=== Requirements ===
Write each line out exactly, leaving none out.

◆ ◆ ◆ ◆ ◆ ◆ ◆

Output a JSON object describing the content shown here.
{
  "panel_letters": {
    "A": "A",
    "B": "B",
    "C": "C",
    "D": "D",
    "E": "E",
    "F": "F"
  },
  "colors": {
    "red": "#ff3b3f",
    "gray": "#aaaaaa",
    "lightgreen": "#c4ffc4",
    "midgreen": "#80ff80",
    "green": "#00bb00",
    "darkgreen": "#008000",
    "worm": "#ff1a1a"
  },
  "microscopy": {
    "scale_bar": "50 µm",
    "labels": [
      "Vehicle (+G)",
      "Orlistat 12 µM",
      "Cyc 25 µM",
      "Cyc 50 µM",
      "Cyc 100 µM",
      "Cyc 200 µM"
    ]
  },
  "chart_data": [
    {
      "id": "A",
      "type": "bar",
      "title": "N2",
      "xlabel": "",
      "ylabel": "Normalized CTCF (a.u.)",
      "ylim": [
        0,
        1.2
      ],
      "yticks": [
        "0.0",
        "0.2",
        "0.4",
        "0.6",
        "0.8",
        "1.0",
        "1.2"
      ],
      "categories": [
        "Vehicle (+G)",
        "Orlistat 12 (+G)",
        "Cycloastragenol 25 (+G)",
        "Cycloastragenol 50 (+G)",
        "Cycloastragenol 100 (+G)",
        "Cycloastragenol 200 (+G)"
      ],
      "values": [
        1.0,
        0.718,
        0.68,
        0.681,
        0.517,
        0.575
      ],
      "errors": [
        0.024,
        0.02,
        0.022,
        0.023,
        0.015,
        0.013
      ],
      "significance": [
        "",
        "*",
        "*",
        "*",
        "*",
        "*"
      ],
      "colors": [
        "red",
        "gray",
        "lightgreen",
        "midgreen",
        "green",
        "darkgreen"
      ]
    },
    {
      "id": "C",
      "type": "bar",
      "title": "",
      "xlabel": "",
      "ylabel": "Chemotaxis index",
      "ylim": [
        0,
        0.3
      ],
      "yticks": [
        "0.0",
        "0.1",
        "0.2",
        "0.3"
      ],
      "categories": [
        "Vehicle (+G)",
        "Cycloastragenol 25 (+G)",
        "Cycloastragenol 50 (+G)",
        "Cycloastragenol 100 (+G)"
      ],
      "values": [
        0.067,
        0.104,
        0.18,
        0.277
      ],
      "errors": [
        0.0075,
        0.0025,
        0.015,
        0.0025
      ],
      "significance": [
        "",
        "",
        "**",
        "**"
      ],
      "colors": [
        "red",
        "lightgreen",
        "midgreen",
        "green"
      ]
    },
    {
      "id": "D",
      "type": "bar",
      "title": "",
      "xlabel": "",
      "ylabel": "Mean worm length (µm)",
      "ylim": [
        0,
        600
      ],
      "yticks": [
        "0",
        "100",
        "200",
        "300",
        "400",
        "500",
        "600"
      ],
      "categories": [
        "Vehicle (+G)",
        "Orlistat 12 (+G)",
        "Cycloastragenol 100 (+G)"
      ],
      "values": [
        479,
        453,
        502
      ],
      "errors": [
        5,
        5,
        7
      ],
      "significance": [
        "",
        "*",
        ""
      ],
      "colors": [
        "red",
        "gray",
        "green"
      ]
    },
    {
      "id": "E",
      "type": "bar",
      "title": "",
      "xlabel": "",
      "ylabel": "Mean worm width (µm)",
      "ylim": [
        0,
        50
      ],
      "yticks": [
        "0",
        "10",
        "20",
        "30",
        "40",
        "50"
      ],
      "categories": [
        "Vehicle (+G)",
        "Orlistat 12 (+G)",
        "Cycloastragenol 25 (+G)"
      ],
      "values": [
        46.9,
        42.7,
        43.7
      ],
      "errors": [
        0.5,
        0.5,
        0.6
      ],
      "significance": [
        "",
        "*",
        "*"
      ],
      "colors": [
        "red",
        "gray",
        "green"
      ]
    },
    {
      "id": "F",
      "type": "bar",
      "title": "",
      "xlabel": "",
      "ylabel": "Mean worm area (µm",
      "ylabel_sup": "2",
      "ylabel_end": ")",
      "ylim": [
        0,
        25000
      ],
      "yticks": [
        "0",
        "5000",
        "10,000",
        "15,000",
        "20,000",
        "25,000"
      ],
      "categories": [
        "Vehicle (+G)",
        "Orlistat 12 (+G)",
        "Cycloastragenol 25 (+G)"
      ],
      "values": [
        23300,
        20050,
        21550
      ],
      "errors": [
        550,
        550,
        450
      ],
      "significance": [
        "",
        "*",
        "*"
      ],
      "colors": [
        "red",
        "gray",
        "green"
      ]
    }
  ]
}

◆ ◆ ◆ ◆ ◆ ◆ ◆

=== Solution ===
Output a JSON object describing the content shown here.
{
  "panel_letters": {
    "A": "A",
    "B": "B",
    "C": "C",
    "D": "D",
    "E": "E",
    "F": "F"
  },
  "colors": {
    "red": "#ff3b3f",
    "gray": "#aaaaaa",
    "lightgreen": "#c4ffc4",
    "midgreen": "#80ff80",
    "green": "#00bb00",
    "darkgreen": "#008000",
    "worm": "#ff1a1a"
  },
  "microscopy": {
    "scale_bar": "50 µm",
    "labels": [
      "Vehicle (+G)",
      "Orlistat 12 µM",
      "Cyc 25 µM",
      "Cyc 50 µM",
      "Cyc 100 µM",
      "Cyc 200 µM"
    ]
  },
  "chart_data": [
    {
      "id": "A",
      "type": "bar",
      "title": "N2",
      "xlabel": "",
      "ylabel": "Normalized CTCF (a.u.)",
      "ylim": [
        0,
        1.2
      ],
      "yticks": [
        "0.0",
        "0.2",
        "0.4",
        "0.6",
        "0.8",
        "1.0",
        "1.2"
      ],
      "categories": [
        "Vehicle (+G)",
        "Orlistat 12 (+G)",
        "Cycloastragenol 25 (+G)",
        "Cycloastragenol 50 (+G)",
        "Cycloastragenol 100 (+G)",
        "Cycloastragenol 200 (+G)"
      ],
      "values": [
        1.0,
        0.718,
        0.68,
        0.681,
        0.517,
        0.575
      ],
      "errors": [
        0.024,
        0.02,
        0.022,
        0.023,
        0.015,
        0.013
      ],
      "significance": [
        "",
        "*",
        "*",
        "*",
        "*",
        "*"
      ],
      "colors": [
        "red",
        "gray",
        "lightgreen",
        "midgreen",
        "green",
        "darkgreen"
      ]
    },
    {
      "id": "C",
      "type": "bar",
      "title": "",
      "xlabel": "",
      "ylabel": "Chemotaxis index",
      "ylim": [
        0,
        0.3
      ],
      "yticks": [
        "0.0",
        "0.1",
        "0.2",
        "0.3"
      ],
      "categories": [
        "Vehicle (+G)",
        "Cycloastragenol 25 (+G)",
        "Cycloastragenol 50 (+G)",
        "Cycloastragenol 100 (+G)"
      ],
      "values": [
        0.067,
        0.104,
        0.18,
        0.277
      ],
      "errors": [
        0.0075,
        0.0025,
        0.015,
        0.0025
      ],
      "significance": [
        "",
        "",
        "**",
        "**"
      ],
      "colors": [
        "red",
        "lightgreen",
        "midgreen",
        "green"
      ]
    },
    {
      "id": "D",
      "type": "bar",
      "title": "",
      "xlabel": "",
      "ylabel": "Mean worm length (µm)",
      "ylim": [
        0,
        600
      ],
      "yticks": [
        "0",
        "100",
        "200",
        "300",
        "400",
        "500",
        "600"
      ],
      "categories": [
        "Vehicle (+G)",
        "Orlistat 12 (+G)",
        "Cycloastragenol 100 (+G)"
      ],
      "values": [
        479,
        453,
        502
      ],
      "errors": [
        5,
        5,
        7
      ],
      "significance": [
        "",
        "*",
        ""
      ],
      "colors": [
        "red",
        "gray",
        "green"
      ]
    },
    {
      "id": "E",
      "type": "bar",
      "title": "",
      "xlabel": "",
      "ylabel": "Mean worm width (µm)",
      "ylim": [
        0,
        50
      ],
      "yticks": [
        "0",
        "10",
        "20",
        "30",
        "40",
        "50"
      ],
      "categories": [
        "Vehicle (+G)",
        "Orlistat 12 (+G)",
        "Cycloastragenol 25 (+G)"
      ],
      "values": [
        46.9,
        42.7,
        43.7
      ],
      "errors": [
        0.5,
        0.5,
        0.6
      ],
      "significance": [
        "",
        "*",
        "*"
      ],
      "colors": [
        "red",
        "gray",
        "green"
      ]
    },
    {
      "id": "F",
      "type": "bar",
      "title": "",
      "xlabel": "",
      "ylabel": "Mean worm area (µm",
      "ylabel_sup": "2",
      "ylabel_end": ")",
      "ylim": [
        0,
        25000
      ],
      "yticks": [
        "0",
        "5000",
        "10,000",
        "15,000",
        "20,000",
        "25,000"
      ],
      "categories": [
        "Vehicle (+G)",
        "Orlistat 12 (+G)",
        "Cycloastragenol 25 (+G)"
      ],
      "values": [
        23300,
        20050,
        21550
      ],
      "errors": [
        550,
        550,
        450
      ],
      "significance": [
        "",
        "*",
        "*"
      ],
      "colors": [
        "red",
        "gray",
        "green"
      ]
    }
  ]
}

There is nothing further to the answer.